What this task involves – Find each line with "social" and copy it.
───── Working data
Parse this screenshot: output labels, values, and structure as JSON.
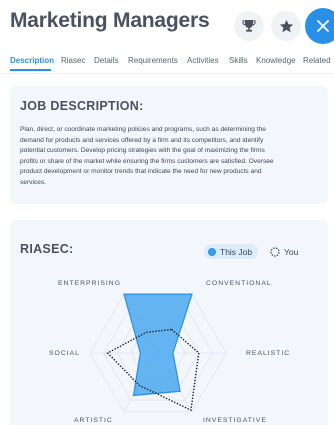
{
  "header": {
    "title": "Marketing Managers"
  },
  "tabs": [
    {
      "label": "Description",
      "active": true
    },
    {
      "label": "Riasec"
    },
    {
      "label": "Details"
    },
    {
      "label": "Requirements"
    },
    {
      "label": "Activities"
    },
    {
      "label": "Skills"
    },
    {
      "label": "Knowledge"
    },
    {
      "label": "Related"
    }
  ],
  "job": {
    "title": "JOB DESCRIPTION:",
    "lines": [
      "Plan, direct, or coordinate marketing policies and programs, such as determining the",
      "demand for products and services offered by a firm and its competitors, and identify",
      "potential customers. Develop pricing strategies with the goal of maximizing the firms",
      "profits or share of the market while ensuring the firms customers are satisfied. Oversee",
      "product development or monitor trends that indicate the need for new products and",
      "services."
    ]
  },
  "riasec": {
    "title": "RIASEC:",
    "toggle_this_job": "This Job",
    "toggle_you": "You",
    "axes": {
      "enterprising": "ENTERPRISING",
      "conventional": "CONVENTIONAL",
      "realistic": "REALISTIC",
      "investigative": "INVESTIGATIVE",
      "artistic": "ARTISTIC",
      "social": "SOCIAL"
    },
    "colors": {
      "job_fill": "#4aa8f0",
      "job_stroke": "#2a8fe6",
      "you_stroke": "#1a1a1a"
    },
    "job_values": {
      "conventional": 1.0,
      "realistic": 0.22,
      "investigative": 0.65,
      "artistic": 0.72,
      "social": 0.26,
      "enterprising": 1.0
    },
    "you_values": {
      "conventional": 0.4,
      "realistic": 0.6,
      "investigative": 0.97,
      "artistic": 0.55,
      "social": 0.74,
      "enterprising": 0.35
    }
  }
}
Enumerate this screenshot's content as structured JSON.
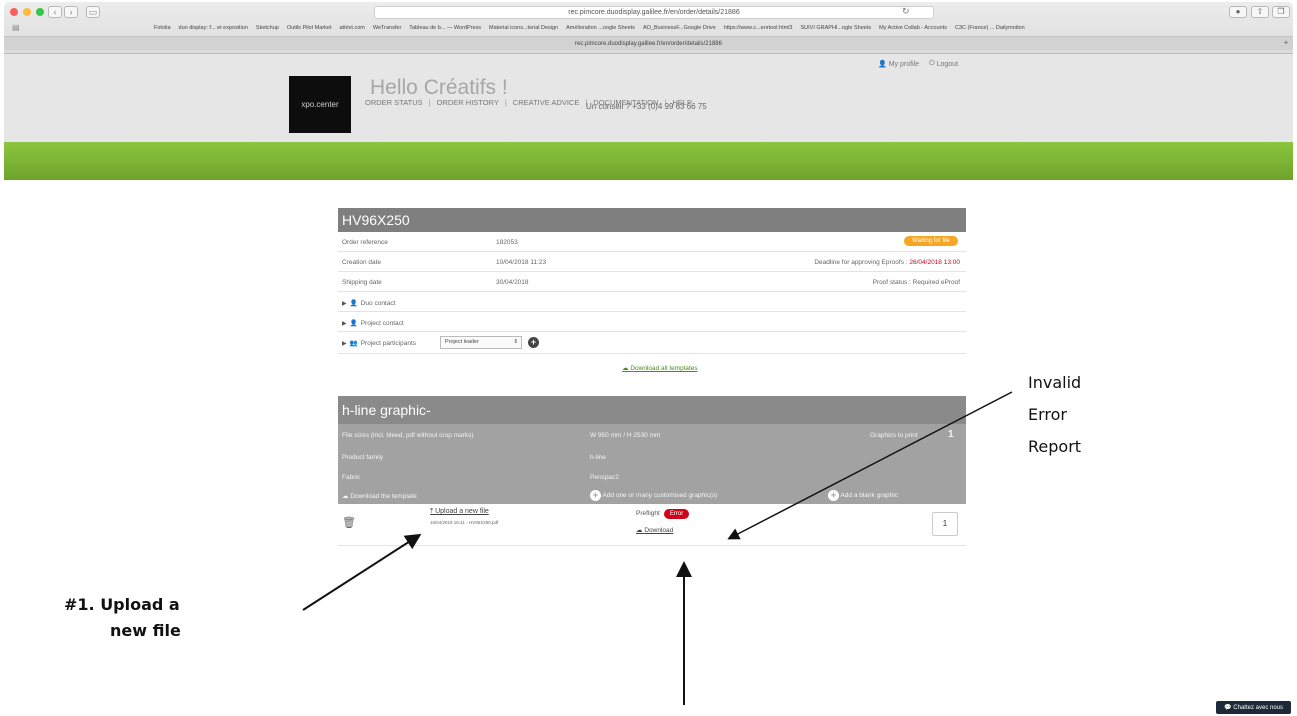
──────────
The result –
      "social": "SOCIAL"
      "social": 0.26,
      "social": 0.74,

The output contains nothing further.